■ **SUPPLIED RECORDS**:
------------------------------

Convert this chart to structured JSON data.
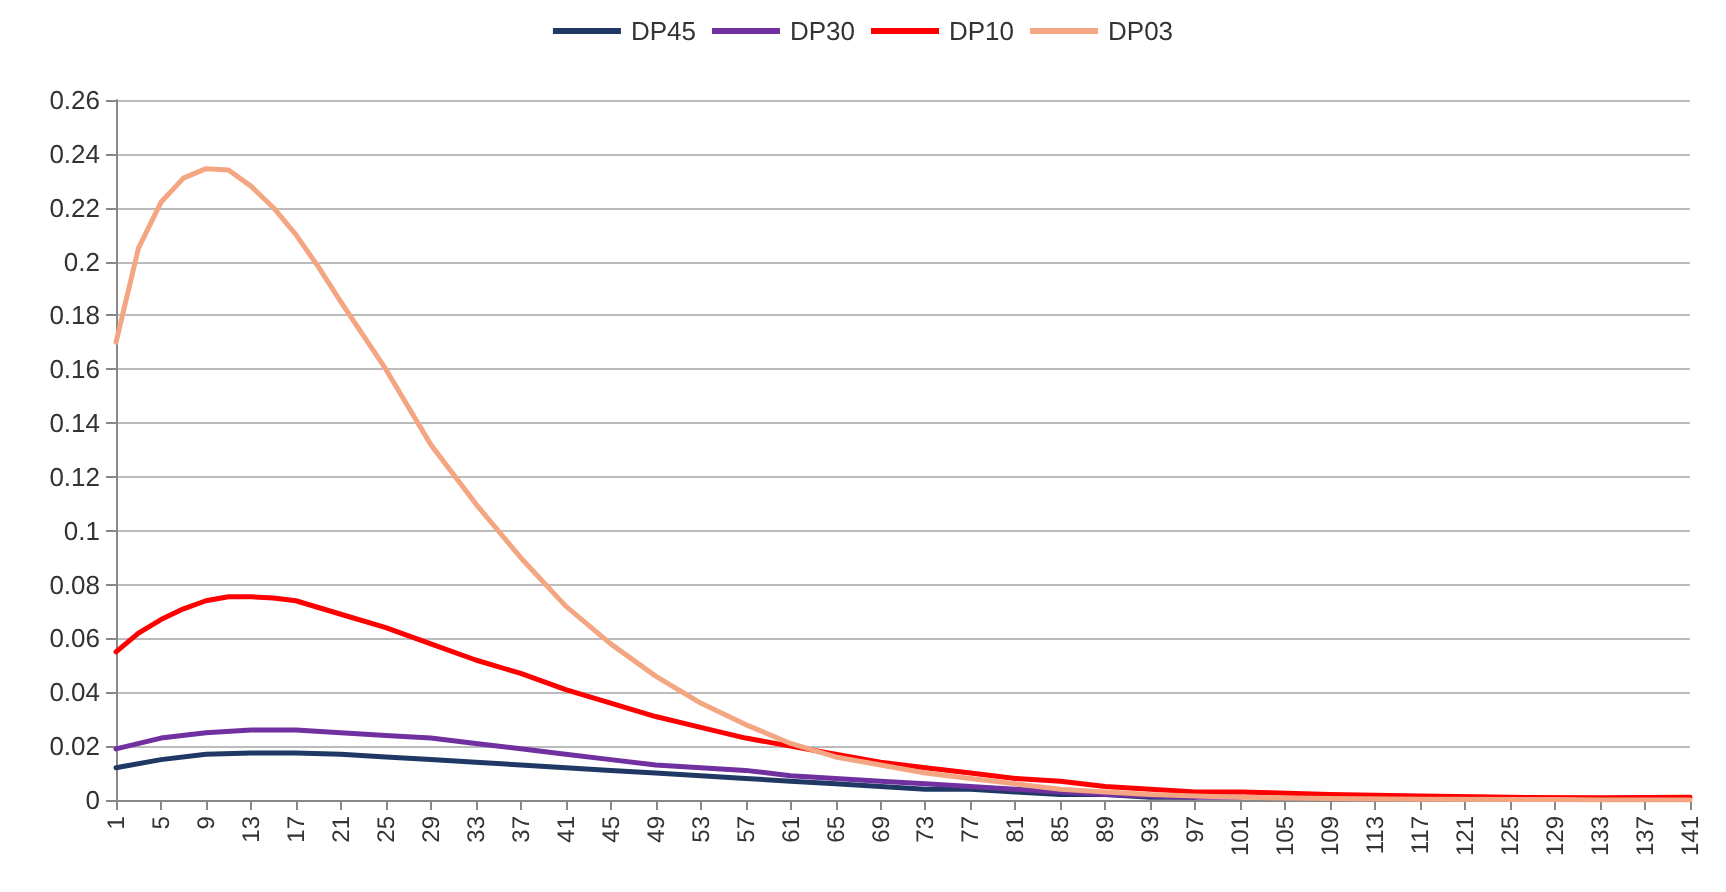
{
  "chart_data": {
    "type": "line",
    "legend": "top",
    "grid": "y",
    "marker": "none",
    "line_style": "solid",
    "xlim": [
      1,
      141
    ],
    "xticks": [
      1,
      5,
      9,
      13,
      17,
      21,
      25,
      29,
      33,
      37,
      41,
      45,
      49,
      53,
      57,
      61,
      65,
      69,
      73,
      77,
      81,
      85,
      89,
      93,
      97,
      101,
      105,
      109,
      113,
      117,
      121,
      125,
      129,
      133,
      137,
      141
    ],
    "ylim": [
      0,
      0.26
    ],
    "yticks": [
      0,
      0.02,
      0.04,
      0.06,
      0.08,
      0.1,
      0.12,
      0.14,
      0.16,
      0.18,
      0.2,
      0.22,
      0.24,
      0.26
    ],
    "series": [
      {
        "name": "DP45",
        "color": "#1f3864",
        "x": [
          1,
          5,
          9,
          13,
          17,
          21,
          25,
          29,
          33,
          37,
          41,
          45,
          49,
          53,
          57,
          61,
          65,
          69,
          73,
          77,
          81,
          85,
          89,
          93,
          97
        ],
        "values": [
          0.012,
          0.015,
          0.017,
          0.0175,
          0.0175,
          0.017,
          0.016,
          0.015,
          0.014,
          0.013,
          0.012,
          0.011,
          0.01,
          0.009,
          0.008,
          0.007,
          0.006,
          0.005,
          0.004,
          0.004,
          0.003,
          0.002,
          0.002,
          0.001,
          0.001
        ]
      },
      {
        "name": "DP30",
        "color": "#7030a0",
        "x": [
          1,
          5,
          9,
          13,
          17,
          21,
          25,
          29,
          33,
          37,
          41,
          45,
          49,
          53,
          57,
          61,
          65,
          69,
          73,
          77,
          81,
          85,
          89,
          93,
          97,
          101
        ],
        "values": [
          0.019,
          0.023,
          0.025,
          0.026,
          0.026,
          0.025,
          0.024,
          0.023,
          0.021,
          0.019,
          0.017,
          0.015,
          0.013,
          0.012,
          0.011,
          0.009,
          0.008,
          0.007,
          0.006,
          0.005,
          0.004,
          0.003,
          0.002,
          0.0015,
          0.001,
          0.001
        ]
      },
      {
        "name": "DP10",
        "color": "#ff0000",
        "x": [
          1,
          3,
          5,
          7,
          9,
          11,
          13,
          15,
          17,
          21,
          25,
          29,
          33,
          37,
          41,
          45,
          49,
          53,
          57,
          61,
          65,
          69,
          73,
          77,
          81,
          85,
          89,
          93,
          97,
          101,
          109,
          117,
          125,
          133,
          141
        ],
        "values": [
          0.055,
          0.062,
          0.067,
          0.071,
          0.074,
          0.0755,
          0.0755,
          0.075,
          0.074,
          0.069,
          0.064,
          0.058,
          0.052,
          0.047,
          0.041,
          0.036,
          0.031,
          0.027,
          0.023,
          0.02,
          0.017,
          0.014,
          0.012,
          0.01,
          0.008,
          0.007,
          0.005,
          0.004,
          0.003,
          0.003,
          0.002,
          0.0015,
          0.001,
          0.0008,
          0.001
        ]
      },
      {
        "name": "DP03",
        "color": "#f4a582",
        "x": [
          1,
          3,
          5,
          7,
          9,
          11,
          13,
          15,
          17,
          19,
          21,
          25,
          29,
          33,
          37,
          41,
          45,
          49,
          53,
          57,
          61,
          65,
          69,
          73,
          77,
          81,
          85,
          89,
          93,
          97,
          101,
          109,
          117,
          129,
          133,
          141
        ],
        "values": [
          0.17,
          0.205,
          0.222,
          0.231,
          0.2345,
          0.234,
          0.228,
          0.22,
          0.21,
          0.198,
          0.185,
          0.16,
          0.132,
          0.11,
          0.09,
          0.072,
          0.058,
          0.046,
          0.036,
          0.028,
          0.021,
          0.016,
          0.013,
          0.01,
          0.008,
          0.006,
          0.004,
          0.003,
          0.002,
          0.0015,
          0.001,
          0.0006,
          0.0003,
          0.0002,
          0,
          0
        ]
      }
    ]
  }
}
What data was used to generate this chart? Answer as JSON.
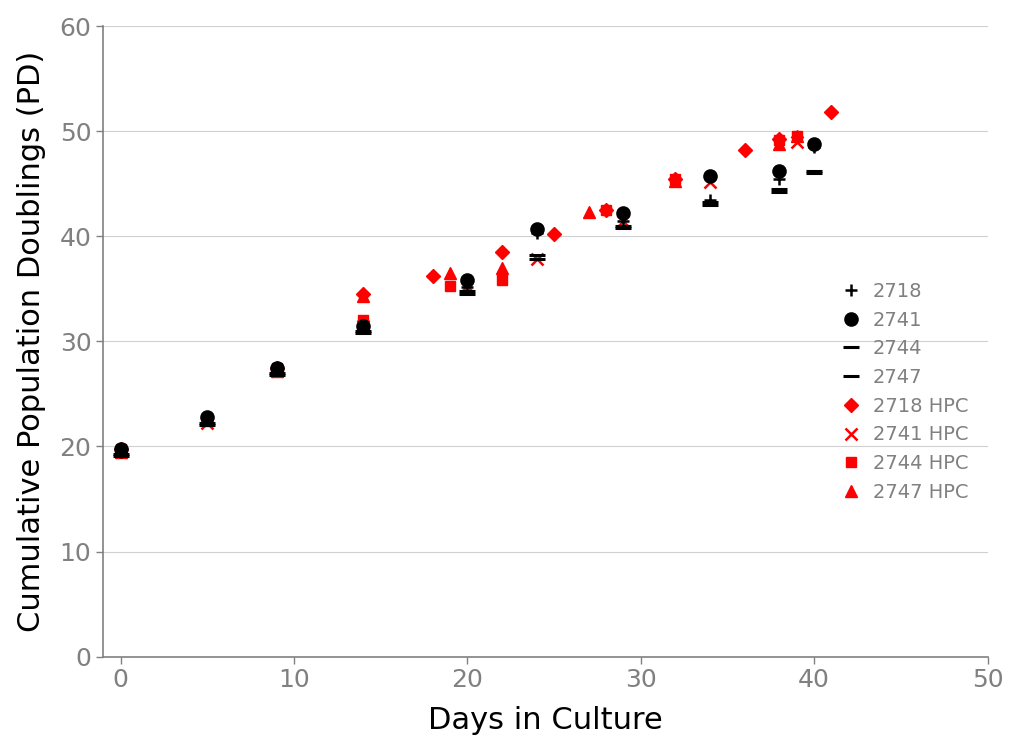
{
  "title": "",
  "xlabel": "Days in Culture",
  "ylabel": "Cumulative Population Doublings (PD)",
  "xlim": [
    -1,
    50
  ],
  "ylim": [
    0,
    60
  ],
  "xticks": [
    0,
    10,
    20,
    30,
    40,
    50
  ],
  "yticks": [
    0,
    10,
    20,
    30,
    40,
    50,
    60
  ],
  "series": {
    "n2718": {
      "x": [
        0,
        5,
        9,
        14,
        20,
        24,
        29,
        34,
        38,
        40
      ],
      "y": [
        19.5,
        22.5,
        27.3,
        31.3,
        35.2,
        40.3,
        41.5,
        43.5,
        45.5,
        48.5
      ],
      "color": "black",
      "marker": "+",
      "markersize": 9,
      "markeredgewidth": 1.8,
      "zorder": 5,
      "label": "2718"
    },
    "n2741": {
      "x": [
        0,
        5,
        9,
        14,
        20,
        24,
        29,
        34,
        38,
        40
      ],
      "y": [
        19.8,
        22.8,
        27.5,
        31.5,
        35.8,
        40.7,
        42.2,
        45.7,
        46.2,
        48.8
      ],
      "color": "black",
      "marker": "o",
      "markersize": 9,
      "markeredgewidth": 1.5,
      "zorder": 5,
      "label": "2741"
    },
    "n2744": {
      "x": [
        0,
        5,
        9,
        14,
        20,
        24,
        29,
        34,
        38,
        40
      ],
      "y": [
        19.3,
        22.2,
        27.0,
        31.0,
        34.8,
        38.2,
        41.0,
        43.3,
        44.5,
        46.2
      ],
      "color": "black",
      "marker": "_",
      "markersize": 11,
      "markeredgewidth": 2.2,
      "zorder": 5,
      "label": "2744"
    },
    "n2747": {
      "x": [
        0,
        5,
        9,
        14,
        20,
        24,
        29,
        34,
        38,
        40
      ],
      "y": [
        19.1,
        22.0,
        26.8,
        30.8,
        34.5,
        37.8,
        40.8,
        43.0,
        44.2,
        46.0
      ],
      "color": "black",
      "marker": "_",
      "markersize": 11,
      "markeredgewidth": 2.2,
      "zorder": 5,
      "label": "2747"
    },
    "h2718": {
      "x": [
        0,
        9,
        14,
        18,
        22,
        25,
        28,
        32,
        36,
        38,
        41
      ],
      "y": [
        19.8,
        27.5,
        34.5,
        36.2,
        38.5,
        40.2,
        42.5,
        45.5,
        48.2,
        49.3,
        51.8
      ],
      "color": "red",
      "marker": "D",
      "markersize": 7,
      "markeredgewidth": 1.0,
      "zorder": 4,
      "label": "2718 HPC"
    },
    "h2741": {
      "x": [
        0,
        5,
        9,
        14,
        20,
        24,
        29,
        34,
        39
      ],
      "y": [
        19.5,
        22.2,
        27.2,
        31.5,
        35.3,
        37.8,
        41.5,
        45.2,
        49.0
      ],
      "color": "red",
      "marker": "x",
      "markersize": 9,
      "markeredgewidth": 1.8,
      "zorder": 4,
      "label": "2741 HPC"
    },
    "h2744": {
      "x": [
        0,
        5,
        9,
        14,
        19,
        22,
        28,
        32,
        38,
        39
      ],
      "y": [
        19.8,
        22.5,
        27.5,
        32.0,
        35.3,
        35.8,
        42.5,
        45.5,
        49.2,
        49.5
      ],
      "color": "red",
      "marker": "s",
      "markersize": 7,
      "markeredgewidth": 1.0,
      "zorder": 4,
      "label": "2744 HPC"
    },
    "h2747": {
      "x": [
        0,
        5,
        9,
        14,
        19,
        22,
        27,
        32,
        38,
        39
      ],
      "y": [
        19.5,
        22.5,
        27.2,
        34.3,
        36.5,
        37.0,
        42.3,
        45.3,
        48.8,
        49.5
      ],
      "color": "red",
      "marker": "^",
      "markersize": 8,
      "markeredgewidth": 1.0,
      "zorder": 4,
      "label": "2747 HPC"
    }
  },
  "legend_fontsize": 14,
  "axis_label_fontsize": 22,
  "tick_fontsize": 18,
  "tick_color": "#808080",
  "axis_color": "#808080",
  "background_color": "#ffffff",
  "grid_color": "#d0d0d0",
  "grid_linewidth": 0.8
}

------------------------------

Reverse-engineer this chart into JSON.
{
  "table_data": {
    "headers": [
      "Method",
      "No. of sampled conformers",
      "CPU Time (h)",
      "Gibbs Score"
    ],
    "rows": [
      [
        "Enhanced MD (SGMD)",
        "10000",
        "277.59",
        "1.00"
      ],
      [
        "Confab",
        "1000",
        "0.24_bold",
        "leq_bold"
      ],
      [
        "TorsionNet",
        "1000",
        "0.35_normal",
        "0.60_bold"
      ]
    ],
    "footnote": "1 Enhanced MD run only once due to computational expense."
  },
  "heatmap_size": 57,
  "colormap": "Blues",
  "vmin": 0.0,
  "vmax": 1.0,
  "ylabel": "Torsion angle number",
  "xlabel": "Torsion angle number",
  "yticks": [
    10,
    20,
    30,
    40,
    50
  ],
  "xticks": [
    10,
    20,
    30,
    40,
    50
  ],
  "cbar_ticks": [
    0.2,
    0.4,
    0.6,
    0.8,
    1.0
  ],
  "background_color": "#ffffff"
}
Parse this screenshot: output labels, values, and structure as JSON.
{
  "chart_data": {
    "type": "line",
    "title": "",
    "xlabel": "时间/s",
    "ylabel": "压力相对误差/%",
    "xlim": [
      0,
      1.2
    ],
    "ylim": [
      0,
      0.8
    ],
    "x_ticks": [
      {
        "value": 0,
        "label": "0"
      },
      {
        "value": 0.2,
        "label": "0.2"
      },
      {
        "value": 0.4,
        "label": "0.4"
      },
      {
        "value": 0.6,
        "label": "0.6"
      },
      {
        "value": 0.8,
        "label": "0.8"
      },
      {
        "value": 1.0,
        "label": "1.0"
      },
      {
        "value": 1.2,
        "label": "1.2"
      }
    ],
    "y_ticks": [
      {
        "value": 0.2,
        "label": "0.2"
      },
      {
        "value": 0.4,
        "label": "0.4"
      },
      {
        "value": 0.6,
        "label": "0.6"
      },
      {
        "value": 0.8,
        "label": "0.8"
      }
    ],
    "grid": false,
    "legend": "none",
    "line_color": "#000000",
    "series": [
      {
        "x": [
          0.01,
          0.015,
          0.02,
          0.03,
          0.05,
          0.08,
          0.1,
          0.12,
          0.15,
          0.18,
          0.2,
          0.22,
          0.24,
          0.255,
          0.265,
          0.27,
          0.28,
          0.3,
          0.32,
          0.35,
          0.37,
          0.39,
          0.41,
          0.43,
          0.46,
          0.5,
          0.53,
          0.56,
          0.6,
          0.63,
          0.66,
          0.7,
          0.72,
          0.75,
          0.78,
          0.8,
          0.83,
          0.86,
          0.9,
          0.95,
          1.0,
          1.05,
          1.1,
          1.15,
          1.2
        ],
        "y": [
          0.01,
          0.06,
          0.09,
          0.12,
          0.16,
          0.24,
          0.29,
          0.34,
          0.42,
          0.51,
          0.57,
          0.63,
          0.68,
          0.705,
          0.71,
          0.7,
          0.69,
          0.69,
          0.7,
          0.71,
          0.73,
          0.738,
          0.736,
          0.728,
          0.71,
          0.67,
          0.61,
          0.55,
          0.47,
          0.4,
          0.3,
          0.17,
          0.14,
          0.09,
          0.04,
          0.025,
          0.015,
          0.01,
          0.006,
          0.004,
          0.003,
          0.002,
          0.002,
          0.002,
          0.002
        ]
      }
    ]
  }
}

------------------------------

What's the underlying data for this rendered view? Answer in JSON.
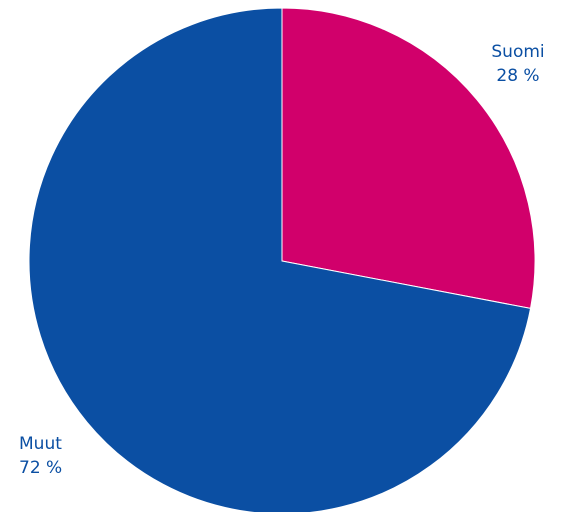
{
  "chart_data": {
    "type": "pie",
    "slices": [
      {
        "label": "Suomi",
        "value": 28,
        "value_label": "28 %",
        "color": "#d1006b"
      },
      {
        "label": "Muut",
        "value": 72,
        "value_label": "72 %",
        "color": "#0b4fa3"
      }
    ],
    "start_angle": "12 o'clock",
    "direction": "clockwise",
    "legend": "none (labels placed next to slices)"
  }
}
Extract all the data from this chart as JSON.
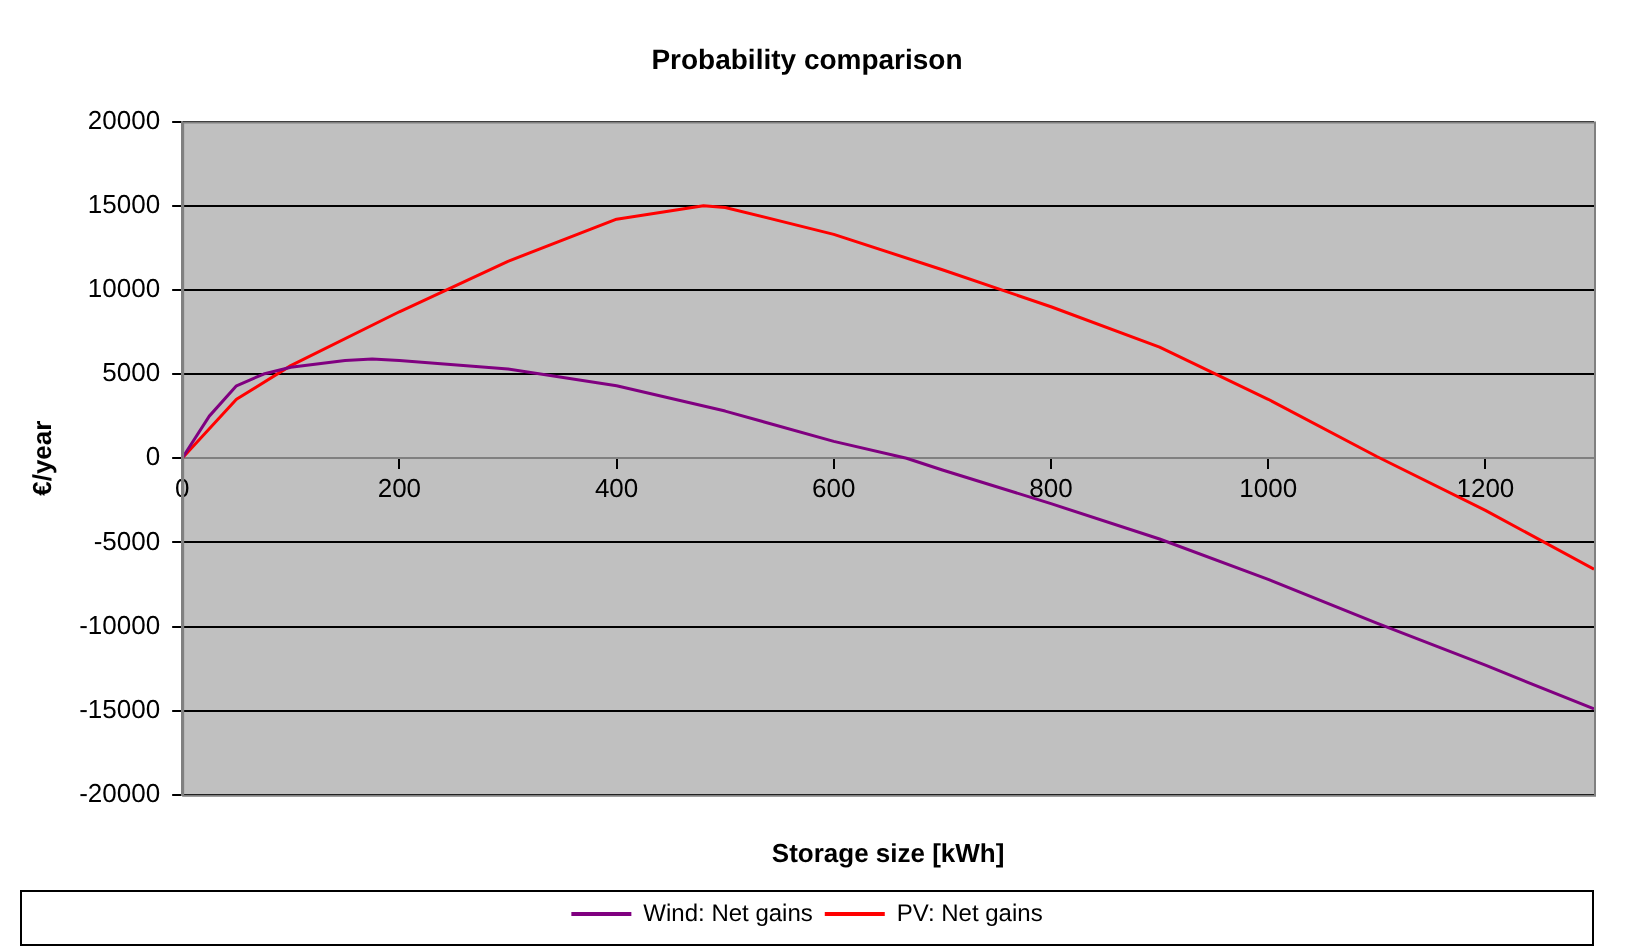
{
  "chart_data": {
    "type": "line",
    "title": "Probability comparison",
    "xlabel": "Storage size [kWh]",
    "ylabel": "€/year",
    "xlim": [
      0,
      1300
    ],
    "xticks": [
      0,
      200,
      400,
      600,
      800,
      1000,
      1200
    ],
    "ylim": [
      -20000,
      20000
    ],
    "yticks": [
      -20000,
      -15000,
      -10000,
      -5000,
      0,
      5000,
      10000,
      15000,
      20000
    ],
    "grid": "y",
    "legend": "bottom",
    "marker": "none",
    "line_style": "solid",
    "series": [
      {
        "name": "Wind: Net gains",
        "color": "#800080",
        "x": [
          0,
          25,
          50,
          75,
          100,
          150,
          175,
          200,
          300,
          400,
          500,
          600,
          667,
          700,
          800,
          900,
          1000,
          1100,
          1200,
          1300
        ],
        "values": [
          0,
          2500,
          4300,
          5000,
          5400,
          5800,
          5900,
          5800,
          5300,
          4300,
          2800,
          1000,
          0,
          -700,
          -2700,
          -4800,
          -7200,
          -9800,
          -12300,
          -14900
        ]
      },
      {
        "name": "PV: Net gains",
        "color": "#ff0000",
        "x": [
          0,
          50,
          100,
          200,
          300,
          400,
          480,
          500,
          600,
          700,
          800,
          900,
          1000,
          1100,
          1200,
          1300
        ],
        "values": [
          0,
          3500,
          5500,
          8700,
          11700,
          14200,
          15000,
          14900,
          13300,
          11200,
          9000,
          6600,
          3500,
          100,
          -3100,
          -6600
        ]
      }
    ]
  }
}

------------------------------

■ **STATED PROBLEM**: Extract every line above containing the word "none".

■ **OUTPUT OF THE TASK**:
    "marker": "none",
    "legend": "none",
    "legend": "none (labels placed next to slices)"
    "marker": "none",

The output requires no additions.